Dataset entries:
----

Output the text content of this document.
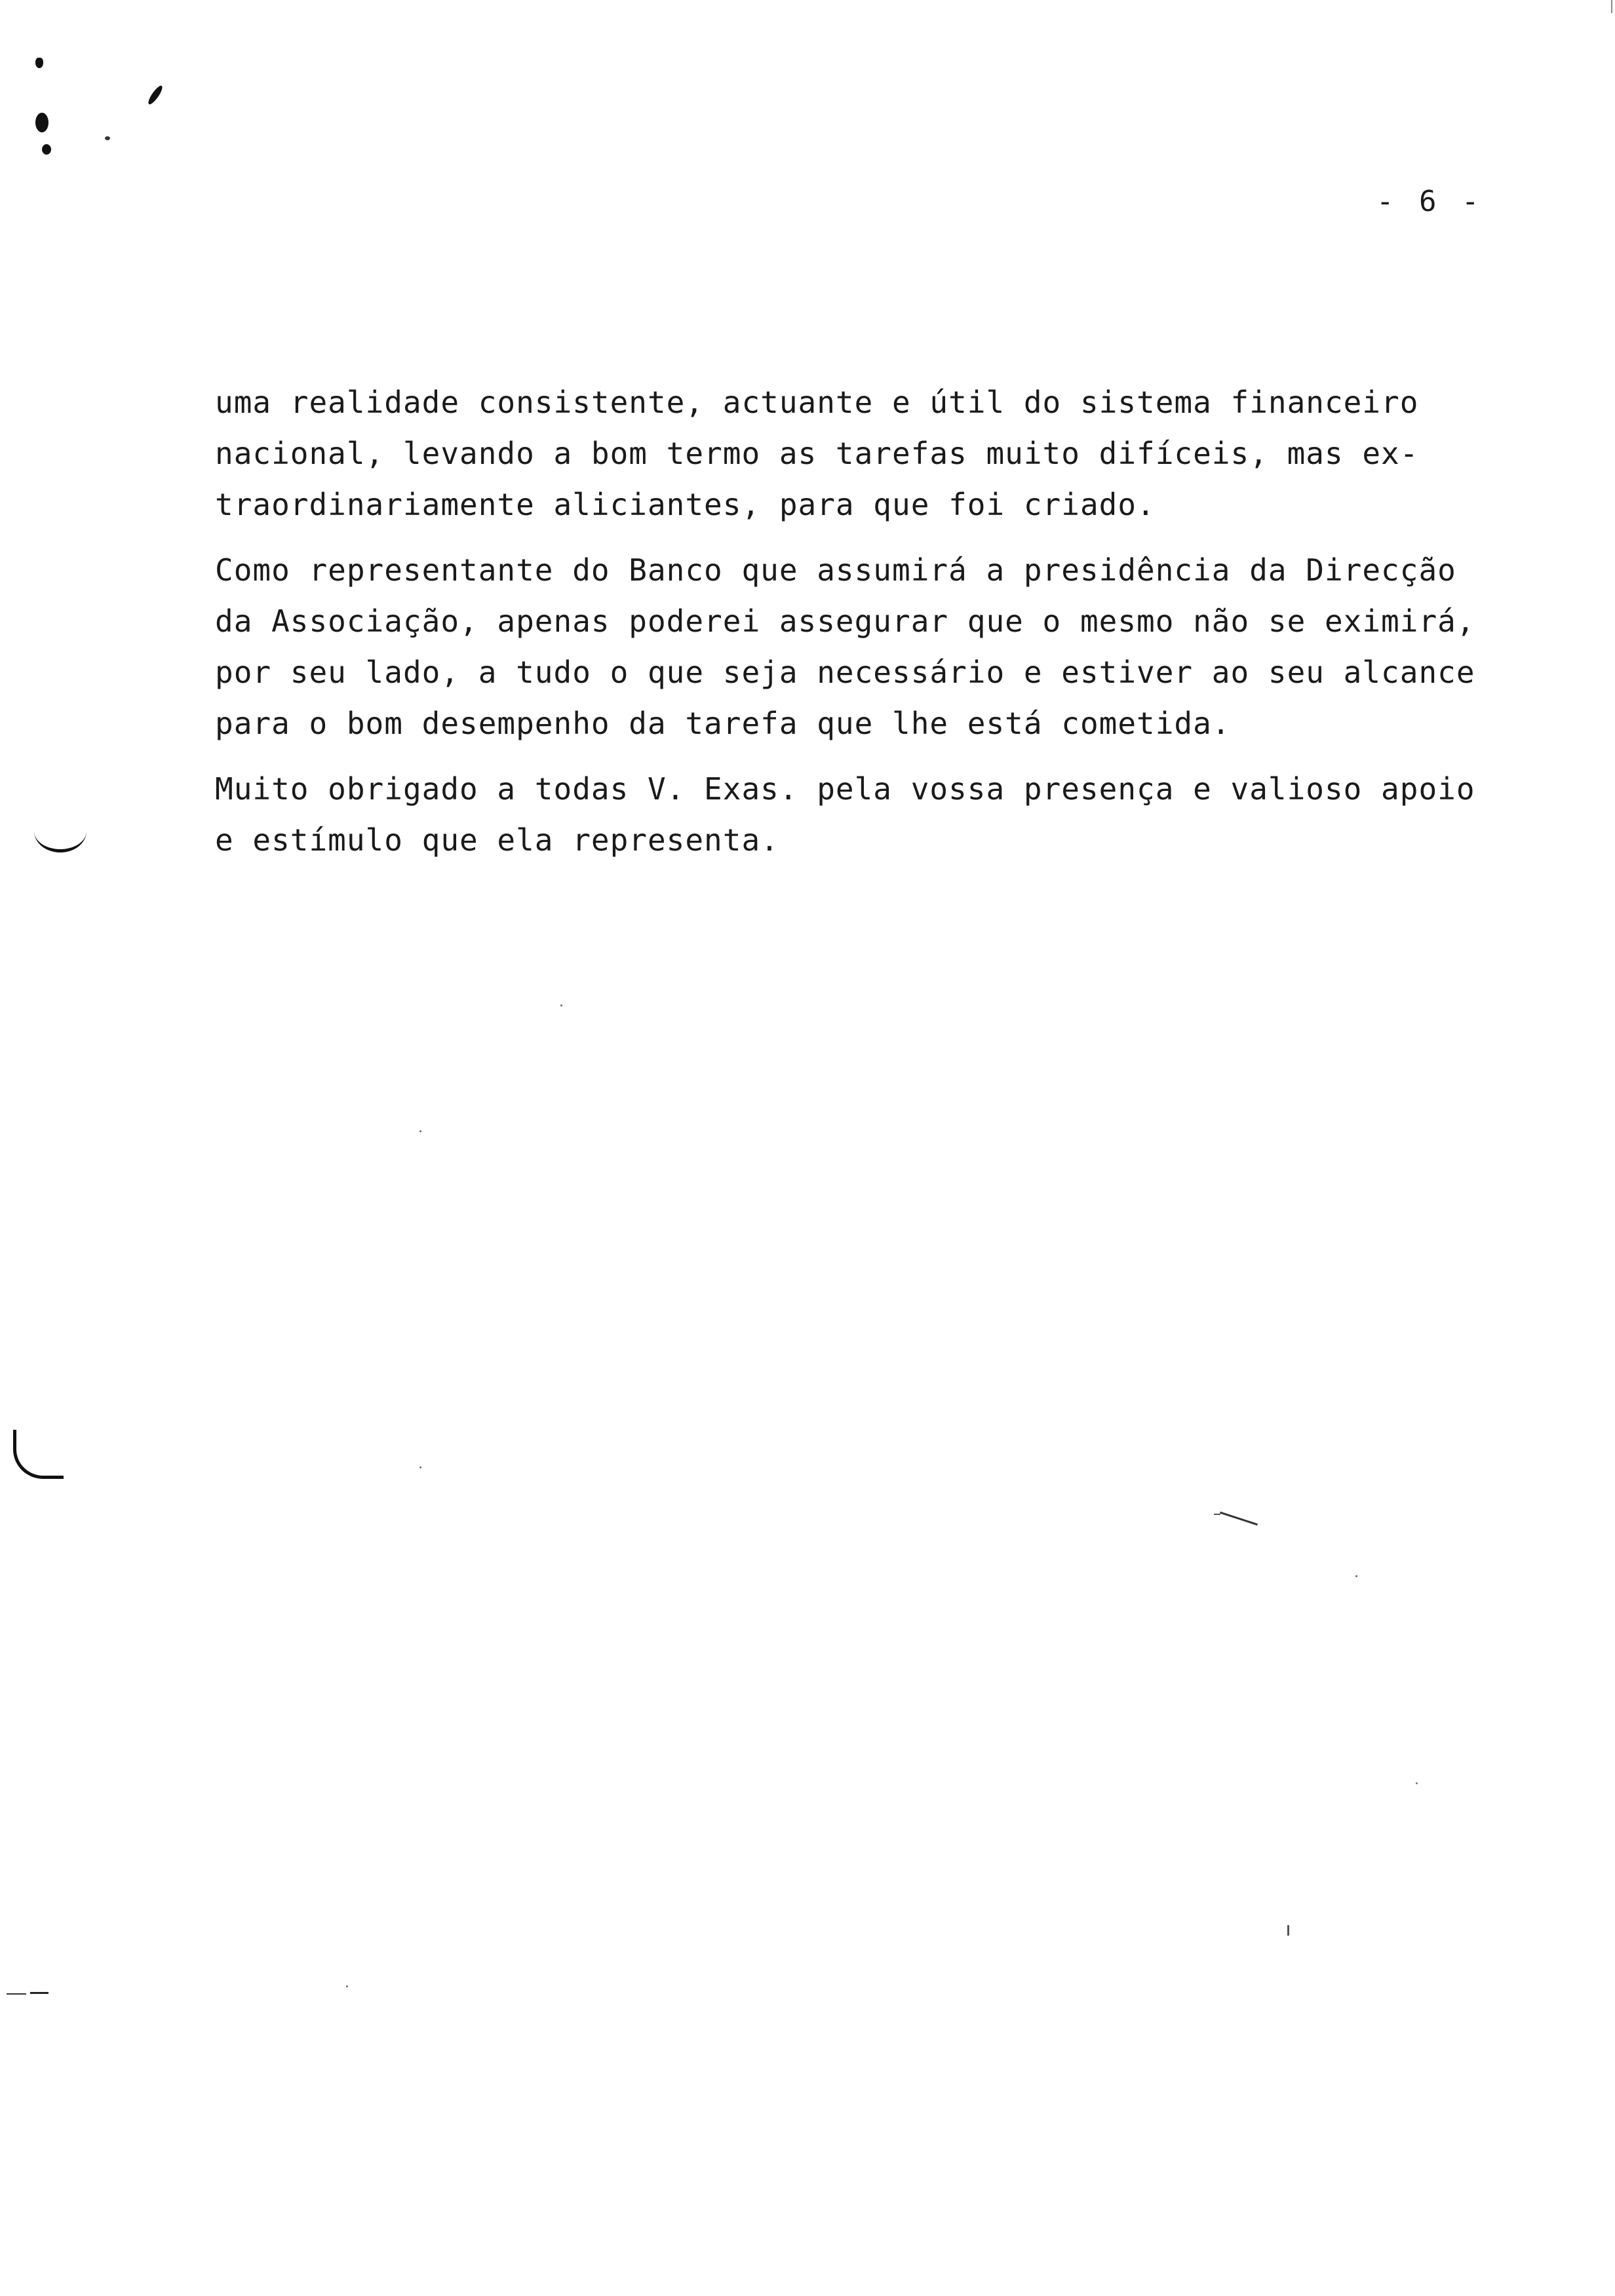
- 6 -
uma realidade consistente, actuante e útil do sistema financeiro
nacional, levando a bom termo as tarefas muito difíceis, mas ex-
traordinariamente aliciantes, para que foi criado.
Como representante do Banco que assumirá a presidência da Direcção
da Associação, apenas poderei assegurar que o mesmo não se eximirá,
por seu lado, a tudo o que seja necessário e estiver ao seu alcance
para o bom desempenho da tarefa que lhe está cometida.
Muito obrigado a todas V. Exas. pela vossa presença e valioso apoio
e estímulo que ela representa.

----

• _What is needed_
Look through the entries above and list every line containing "para".

• _Problem solution_
traordinariamente aliciantes, para que foi criado.
para o bom desempenho da tarefa que lhe está cometida.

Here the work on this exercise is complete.